▶ [TASK DIRECTIONS]
The answer is one number: how many lines in the data below hold "semua".

(Data records)
[Start]

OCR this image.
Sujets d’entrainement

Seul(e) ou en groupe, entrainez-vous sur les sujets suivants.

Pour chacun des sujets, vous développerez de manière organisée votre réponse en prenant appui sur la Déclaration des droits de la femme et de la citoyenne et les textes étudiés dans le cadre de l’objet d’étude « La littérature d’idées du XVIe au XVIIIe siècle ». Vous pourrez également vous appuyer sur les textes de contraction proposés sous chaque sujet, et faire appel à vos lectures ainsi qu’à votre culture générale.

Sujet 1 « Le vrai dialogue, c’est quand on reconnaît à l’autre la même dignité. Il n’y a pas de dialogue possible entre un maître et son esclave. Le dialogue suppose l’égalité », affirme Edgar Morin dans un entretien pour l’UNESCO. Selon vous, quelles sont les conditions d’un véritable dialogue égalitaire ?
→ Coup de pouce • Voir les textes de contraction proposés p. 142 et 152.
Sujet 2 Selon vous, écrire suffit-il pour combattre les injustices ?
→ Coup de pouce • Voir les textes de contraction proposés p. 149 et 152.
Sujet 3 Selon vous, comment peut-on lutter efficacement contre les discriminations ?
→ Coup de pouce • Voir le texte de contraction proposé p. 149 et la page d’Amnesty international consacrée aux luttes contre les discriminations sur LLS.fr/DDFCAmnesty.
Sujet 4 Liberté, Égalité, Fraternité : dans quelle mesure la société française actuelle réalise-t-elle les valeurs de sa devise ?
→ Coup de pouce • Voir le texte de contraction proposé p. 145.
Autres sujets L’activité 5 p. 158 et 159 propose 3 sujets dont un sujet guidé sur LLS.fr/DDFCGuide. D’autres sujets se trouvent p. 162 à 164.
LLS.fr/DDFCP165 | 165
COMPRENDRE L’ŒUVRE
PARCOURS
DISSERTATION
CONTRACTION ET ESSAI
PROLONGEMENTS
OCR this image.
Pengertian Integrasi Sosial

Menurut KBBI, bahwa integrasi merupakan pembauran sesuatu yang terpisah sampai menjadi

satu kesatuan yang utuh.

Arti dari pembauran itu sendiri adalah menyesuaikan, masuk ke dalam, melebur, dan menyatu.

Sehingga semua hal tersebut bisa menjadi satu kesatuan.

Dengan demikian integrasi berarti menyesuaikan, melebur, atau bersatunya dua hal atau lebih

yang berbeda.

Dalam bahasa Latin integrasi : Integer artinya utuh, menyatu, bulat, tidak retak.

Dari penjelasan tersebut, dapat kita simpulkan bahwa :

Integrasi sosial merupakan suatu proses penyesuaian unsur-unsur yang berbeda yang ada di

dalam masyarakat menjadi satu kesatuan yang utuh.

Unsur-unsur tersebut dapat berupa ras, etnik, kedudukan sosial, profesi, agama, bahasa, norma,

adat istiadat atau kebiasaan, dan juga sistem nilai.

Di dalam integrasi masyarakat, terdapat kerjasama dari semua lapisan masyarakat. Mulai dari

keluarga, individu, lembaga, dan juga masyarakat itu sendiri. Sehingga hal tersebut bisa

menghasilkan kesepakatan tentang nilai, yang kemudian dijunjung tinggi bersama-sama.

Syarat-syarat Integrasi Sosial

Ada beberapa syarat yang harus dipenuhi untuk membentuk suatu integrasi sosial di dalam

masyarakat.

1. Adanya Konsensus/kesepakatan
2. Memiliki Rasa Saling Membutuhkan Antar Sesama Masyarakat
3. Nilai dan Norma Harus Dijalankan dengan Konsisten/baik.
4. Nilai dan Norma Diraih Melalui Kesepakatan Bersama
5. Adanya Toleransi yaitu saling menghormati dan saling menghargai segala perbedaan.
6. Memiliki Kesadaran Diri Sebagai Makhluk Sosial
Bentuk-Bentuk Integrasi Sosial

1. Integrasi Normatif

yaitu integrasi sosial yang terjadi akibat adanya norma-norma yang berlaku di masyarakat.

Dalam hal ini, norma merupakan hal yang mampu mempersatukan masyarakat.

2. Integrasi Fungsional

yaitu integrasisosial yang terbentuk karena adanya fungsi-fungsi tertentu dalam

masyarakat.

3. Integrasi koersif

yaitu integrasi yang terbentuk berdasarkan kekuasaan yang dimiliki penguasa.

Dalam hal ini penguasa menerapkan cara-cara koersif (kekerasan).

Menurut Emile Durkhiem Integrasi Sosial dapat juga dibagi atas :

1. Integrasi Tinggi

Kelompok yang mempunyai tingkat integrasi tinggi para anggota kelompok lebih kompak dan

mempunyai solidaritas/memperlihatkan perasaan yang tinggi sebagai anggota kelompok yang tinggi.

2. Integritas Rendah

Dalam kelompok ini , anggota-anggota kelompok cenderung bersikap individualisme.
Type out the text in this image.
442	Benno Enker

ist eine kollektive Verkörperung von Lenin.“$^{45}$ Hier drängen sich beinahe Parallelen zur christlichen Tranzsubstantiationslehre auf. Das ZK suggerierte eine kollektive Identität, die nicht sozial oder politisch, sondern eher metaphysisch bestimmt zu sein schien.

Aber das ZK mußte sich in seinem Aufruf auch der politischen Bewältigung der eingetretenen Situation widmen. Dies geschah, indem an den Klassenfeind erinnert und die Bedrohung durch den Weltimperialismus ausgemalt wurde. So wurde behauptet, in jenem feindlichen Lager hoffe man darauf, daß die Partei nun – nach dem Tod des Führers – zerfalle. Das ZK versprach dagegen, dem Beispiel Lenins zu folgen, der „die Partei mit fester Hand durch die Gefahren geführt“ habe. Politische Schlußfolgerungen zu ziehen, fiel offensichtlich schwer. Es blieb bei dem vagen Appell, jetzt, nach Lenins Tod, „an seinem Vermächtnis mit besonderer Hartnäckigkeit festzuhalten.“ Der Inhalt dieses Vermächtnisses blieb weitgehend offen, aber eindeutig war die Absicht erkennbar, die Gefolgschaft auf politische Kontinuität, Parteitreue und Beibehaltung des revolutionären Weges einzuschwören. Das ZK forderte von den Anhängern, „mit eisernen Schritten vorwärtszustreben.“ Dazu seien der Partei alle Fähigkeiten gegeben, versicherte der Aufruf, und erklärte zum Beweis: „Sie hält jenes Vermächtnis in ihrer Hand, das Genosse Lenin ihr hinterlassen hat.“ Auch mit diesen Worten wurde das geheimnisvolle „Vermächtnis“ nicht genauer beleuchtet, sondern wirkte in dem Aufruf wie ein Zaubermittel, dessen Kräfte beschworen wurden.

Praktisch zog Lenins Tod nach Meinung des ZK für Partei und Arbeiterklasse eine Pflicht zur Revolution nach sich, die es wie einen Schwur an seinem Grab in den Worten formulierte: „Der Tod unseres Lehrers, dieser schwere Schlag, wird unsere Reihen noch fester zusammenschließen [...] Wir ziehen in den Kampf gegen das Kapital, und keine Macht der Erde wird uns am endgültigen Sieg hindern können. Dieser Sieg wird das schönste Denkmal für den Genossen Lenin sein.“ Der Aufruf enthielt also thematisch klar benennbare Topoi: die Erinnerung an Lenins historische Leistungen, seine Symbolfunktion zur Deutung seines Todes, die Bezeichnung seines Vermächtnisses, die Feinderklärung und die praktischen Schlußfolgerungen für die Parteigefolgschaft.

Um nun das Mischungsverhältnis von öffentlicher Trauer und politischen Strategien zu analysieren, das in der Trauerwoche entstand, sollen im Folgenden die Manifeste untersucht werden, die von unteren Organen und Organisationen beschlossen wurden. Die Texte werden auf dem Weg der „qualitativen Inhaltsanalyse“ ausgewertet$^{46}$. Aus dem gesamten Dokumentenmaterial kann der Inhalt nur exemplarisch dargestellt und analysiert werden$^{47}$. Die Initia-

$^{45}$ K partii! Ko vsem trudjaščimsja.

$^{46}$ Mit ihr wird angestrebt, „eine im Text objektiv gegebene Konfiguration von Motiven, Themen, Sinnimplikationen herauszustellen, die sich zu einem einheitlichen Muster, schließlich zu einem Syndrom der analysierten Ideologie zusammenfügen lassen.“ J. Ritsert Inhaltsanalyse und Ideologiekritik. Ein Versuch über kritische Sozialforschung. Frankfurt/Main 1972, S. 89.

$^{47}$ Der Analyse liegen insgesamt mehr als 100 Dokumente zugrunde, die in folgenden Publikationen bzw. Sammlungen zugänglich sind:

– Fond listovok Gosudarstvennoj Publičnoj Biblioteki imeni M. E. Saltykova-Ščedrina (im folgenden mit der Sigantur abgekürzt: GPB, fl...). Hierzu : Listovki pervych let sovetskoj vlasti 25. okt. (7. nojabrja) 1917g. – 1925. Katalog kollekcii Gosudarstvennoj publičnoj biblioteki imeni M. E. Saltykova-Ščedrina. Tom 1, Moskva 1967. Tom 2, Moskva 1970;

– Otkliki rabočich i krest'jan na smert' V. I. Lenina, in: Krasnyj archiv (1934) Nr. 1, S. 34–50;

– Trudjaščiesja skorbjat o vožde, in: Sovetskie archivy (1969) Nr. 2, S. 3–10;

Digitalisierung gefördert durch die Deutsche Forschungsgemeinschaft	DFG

[End]

▶ [SOLUTION TO THIS PROBLEM]
2